WHAT YOU HAVE TO DO
Select from the data all lines with the word "Prix".

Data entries
START

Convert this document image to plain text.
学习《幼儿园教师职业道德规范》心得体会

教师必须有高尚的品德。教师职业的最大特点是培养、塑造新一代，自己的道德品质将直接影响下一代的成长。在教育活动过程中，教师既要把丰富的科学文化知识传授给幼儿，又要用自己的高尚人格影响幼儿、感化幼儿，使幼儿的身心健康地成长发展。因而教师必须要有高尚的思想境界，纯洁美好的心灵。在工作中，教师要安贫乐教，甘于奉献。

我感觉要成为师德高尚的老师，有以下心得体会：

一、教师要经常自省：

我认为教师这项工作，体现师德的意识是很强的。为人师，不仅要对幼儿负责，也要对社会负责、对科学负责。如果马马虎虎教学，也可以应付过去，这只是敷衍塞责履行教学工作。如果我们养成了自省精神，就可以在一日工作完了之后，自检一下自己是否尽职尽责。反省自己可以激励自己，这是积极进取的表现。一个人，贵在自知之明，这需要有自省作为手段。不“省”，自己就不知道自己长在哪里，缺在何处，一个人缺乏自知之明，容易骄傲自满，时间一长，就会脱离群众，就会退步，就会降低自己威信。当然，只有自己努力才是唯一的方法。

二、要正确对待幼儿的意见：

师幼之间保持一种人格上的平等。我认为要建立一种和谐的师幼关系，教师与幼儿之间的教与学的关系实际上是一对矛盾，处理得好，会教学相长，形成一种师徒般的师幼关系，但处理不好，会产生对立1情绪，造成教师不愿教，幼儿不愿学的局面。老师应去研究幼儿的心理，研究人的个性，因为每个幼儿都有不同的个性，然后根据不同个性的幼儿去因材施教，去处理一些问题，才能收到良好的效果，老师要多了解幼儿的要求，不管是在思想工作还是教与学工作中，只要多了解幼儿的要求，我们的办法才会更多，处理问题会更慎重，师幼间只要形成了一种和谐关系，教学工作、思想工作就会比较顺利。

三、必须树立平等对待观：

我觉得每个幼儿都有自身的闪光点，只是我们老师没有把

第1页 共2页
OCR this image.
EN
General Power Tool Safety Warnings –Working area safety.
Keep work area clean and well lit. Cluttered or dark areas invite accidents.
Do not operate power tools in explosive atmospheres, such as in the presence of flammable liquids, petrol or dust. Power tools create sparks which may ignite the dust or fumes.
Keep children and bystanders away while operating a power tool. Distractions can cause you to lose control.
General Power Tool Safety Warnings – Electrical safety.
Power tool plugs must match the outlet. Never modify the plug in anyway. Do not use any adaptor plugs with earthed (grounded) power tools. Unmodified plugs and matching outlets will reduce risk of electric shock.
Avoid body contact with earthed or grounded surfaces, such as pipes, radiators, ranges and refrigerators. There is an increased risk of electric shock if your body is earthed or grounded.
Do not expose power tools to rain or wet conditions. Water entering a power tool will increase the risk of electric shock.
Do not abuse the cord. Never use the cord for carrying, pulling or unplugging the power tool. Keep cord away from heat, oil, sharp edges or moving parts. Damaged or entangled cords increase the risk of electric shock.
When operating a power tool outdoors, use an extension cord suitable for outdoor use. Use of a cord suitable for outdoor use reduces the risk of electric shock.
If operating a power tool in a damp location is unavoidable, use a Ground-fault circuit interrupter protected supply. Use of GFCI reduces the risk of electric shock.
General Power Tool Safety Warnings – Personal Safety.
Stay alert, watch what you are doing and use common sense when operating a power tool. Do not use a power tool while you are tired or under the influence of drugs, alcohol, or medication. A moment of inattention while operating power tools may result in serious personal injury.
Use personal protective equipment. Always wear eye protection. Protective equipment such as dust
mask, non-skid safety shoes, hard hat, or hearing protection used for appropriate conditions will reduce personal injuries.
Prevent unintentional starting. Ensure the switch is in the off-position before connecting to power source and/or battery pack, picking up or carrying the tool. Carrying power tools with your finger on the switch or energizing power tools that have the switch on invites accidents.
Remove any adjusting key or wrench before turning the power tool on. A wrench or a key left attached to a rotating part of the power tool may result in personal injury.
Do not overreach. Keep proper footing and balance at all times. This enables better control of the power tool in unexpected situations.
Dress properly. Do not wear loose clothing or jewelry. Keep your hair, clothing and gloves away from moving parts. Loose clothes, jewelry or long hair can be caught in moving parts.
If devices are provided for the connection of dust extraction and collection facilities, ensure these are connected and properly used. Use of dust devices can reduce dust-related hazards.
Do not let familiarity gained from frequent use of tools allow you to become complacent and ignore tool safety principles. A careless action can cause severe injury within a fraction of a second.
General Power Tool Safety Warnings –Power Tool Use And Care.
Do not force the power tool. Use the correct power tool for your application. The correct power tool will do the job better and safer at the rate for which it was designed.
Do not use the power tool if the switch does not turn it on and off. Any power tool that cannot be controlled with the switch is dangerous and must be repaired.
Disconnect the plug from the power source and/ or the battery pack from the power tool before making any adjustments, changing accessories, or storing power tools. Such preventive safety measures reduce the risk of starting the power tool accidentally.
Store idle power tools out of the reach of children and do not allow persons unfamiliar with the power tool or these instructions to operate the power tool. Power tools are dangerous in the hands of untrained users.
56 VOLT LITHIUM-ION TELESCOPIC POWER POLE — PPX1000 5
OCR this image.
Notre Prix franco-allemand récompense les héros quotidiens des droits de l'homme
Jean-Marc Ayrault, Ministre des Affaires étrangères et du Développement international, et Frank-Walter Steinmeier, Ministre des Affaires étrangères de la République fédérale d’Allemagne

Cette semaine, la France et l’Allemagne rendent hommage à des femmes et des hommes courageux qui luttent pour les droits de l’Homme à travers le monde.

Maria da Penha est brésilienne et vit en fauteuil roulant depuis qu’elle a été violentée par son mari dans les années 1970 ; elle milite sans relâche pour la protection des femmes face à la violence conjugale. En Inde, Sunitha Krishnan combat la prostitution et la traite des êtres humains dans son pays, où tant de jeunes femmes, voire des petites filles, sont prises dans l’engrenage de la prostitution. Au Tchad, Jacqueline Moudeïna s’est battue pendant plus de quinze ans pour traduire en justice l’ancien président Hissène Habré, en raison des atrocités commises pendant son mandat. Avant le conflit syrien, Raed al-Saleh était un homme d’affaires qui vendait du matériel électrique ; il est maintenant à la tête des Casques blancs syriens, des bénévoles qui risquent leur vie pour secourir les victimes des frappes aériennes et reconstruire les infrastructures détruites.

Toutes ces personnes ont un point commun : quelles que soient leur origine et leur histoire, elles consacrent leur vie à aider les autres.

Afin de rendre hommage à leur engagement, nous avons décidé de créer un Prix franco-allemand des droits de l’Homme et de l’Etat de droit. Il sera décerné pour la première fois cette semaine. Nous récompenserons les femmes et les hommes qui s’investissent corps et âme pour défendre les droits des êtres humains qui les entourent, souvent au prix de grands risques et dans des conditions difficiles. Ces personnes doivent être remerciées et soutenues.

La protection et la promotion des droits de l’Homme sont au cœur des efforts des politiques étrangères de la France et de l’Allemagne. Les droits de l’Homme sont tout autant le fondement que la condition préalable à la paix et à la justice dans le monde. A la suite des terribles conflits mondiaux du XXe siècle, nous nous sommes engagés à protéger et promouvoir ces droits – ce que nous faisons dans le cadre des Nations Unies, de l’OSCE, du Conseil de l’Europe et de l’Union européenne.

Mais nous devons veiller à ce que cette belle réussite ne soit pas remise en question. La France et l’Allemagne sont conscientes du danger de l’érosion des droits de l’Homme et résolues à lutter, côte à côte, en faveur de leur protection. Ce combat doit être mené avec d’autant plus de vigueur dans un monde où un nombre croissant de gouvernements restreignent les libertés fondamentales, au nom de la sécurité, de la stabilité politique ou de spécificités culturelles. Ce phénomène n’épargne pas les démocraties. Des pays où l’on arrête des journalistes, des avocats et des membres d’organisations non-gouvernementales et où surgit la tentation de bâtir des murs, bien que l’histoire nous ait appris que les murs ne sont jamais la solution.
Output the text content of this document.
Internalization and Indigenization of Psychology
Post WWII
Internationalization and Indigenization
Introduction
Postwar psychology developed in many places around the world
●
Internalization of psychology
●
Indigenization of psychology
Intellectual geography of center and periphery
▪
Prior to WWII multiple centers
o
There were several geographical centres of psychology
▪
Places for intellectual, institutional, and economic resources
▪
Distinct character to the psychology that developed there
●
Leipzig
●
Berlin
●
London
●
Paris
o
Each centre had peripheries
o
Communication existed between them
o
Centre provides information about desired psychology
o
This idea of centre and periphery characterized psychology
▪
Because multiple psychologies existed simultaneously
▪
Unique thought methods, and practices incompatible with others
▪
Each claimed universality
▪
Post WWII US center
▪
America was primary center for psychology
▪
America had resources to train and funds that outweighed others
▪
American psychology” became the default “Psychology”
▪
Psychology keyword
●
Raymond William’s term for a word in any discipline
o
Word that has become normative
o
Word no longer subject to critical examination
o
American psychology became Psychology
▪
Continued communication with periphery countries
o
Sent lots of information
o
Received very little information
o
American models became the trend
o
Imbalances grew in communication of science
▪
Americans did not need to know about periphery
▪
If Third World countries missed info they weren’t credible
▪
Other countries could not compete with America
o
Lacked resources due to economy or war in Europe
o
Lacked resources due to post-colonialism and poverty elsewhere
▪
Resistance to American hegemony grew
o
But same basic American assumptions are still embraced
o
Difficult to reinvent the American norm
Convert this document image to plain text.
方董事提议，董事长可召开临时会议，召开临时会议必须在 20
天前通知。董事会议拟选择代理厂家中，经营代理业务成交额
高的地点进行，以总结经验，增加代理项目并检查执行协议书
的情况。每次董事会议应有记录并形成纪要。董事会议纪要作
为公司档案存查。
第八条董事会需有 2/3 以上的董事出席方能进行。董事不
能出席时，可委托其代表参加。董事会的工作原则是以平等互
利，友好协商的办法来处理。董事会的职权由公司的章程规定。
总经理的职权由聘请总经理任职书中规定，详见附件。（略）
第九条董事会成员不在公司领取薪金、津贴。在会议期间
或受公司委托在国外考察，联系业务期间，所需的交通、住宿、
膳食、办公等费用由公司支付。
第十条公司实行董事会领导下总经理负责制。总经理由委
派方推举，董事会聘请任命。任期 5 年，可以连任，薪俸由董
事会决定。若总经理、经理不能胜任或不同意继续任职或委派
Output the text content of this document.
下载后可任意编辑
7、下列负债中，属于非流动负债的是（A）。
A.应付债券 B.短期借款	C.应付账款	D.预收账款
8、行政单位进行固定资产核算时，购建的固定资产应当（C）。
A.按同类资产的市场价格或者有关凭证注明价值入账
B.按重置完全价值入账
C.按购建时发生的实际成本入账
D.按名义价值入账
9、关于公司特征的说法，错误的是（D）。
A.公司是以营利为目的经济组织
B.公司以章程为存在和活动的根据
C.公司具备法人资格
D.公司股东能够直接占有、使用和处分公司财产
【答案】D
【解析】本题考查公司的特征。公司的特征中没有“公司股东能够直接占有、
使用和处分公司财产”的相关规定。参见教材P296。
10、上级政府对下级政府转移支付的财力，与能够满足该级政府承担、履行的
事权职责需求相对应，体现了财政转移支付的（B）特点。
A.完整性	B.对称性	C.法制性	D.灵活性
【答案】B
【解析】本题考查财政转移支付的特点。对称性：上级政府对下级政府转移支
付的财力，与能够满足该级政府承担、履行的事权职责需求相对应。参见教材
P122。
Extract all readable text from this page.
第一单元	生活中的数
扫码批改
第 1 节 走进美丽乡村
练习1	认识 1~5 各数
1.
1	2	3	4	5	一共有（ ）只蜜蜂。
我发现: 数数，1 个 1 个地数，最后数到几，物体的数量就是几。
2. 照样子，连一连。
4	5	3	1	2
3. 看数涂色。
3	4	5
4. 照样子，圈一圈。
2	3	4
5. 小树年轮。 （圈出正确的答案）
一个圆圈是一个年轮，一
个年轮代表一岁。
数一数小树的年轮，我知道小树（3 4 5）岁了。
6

END

WRITTEN SOLUTION
Notre Prix franco-allemand récompense les héros quotidiens des droits de l'homme
Afin de rendre hommage à leur engagement, nous avons décidé de créer un Prix franco-allemand des droits de l’Homme et de l’Etat de droit. Il sera décerné pour la première fois cette semaine. Nous récompenserons les femmes et les hommes qui s’investissent corps et âme pour défendre les droits des êtres humains qui les entourent, souvent au prix de grands risques et dans des conditions difficiles. Ces personnes doivent être remerciées et soutenues.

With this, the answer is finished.